# [Problem description]
Extract every line below that contains the word "Abzeichen".

-----

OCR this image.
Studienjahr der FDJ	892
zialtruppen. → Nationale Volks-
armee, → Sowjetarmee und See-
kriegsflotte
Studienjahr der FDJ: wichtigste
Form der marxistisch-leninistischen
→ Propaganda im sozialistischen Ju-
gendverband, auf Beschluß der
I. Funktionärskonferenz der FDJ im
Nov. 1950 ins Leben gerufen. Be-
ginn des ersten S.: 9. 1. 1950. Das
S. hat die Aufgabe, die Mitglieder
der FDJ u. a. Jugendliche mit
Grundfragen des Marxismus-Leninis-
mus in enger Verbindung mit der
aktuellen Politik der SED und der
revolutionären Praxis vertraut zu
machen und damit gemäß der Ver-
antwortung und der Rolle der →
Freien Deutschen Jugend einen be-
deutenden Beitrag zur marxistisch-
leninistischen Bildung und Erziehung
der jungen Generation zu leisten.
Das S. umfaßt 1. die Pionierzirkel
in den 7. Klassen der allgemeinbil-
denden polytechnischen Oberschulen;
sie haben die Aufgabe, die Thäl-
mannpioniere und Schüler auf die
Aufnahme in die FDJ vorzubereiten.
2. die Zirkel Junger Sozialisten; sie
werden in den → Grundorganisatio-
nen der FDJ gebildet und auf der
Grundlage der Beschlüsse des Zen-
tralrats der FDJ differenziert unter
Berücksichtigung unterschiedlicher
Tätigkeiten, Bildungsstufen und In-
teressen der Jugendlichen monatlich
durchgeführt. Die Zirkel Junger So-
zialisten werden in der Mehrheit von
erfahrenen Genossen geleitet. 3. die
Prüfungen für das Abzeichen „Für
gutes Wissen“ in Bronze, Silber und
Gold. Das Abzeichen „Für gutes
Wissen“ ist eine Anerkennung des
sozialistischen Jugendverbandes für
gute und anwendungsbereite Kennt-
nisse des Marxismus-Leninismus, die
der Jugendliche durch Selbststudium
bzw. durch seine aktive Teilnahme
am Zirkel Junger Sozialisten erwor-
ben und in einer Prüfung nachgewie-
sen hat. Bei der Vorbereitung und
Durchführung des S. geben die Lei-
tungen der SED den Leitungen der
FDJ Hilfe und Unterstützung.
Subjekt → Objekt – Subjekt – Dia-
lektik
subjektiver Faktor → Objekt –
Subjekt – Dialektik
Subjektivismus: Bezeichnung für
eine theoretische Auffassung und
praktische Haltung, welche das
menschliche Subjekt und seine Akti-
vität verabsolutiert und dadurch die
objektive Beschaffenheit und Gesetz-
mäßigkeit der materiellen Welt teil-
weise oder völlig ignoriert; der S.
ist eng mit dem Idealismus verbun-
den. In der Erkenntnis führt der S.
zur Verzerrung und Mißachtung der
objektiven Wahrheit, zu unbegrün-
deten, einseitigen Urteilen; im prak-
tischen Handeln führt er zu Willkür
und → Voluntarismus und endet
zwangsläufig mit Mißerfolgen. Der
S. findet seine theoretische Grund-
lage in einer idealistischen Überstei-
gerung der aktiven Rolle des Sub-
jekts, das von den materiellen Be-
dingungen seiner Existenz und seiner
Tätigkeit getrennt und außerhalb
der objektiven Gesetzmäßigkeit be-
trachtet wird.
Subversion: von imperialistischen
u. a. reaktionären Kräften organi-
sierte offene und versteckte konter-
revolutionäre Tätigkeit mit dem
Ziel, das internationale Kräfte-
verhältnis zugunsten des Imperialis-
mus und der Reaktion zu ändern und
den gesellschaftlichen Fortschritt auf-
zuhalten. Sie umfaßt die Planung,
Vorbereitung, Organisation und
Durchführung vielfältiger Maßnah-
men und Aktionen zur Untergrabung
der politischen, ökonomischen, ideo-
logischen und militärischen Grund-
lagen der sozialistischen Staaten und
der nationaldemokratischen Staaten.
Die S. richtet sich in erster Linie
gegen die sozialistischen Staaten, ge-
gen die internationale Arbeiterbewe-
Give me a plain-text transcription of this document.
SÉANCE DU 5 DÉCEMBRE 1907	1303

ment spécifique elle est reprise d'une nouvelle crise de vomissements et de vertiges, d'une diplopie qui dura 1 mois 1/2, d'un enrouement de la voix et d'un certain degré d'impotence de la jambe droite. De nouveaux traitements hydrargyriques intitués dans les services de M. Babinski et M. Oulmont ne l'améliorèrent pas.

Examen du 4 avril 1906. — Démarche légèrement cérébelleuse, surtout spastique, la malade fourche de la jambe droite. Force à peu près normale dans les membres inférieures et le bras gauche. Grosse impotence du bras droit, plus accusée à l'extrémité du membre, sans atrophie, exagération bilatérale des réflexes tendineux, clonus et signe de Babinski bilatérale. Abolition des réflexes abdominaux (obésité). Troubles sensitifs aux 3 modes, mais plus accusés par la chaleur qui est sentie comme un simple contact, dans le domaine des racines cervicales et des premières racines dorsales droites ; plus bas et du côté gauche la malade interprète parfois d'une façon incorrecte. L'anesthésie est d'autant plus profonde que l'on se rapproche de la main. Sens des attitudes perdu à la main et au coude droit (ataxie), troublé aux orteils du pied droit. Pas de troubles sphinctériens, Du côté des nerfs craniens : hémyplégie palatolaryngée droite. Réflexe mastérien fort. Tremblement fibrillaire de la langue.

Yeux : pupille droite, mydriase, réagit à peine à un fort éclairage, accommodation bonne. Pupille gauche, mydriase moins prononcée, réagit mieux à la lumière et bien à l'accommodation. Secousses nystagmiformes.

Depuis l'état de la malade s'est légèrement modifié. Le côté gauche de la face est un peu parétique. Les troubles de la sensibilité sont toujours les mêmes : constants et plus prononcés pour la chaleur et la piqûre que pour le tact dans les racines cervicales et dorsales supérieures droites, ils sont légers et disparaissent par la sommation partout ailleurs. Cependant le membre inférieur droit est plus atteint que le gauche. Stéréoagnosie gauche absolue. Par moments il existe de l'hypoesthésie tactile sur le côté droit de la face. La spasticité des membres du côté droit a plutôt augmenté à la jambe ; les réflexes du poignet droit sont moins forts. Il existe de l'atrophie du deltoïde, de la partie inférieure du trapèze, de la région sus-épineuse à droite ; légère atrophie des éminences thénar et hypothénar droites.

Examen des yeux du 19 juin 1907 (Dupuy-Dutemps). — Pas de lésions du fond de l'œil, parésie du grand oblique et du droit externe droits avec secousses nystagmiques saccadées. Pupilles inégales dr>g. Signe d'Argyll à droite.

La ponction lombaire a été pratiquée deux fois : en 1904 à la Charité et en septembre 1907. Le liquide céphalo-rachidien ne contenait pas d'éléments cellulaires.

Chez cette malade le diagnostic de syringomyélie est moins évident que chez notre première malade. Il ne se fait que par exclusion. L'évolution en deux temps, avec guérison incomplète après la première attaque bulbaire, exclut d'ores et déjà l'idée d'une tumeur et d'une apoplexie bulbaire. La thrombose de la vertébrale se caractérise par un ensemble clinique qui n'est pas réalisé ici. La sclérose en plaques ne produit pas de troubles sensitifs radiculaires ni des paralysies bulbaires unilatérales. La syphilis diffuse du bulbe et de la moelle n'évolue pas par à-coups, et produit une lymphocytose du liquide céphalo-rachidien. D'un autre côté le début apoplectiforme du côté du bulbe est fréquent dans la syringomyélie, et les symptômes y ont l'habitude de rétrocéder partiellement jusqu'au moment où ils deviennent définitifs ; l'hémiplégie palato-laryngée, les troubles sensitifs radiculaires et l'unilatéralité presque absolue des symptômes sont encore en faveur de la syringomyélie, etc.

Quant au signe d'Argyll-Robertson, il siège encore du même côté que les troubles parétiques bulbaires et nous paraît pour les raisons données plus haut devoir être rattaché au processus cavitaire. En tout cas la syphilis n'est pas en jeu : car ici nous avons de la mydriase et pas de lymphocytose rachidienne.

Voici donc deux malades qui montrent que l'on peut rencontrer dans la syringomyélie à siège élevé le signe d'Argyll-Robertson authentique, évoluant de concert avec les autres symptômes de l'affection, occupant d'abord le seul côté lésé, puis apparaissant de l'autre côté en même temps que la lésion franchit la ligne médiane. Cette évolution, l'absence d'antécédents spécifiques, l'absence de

-----

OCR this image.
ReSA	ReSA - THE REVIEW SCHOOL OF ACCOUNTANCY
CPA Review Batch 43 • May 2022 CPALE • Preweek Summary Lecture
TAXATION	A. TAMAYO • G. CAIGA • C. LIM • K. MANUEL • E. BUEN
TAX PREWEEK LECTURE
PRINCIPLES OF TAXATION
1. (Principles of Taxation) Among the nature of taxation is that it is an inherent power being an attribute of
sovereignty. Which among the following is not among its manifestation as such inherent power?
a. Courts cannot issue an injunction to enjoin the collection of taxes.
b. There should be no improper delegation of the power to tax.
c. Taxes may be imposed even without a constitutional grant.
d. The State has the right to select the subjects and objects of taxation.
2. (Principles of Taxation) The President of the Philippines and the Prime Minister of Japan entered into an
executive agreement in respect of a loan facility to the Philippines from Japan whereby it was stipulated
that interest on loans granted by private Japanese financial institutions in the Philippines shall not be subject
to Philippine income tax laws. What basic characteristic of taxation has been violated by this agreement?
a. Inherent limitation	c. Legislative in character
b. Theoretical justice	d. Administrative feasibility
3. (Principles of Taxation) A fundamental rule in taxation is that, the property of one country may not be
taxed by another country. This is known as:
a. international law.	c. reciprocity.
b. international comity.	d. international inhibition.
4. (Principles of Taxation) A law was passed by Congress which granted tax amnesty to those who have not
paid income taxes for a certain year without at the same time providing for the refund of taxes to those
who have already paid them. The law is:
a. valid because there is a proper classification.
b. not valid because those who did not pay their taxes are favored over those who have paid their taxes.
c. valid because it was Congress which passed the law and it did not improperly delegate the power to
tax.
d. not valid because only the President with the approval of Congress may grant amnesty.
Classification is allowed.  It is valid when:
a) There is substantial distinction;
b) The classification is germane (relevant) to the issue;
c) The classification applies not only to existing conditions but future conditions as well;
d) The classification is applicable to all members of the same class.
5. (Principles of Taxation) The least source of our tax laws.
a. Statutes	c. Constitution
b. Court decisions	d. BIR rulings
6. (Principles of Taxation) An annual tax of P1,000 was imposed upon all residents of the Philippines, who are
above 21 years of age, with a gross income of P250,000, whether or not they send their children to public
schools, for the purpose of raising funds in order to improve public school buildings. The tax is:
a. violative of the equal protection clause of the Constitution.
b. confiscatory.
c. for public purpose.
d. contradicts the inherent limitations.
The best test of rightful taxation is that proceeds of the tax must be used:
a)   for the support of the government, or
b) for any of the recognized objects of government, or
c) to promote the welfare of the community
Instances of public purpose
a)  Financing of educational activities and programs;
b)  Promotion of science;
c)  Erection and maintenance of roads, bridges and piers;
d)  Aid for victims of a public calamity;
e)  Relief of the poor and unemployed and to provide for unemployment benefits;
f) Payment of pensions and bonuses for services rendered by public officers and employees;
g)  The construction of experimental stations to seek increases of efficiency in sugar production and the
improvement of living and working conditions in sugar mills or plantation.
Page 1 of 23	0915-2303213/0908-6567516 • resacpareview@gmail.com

-----

# [The output]
Prüfungen für das Abzeichen „Für
Gold. Das Abzeichen „Für gutes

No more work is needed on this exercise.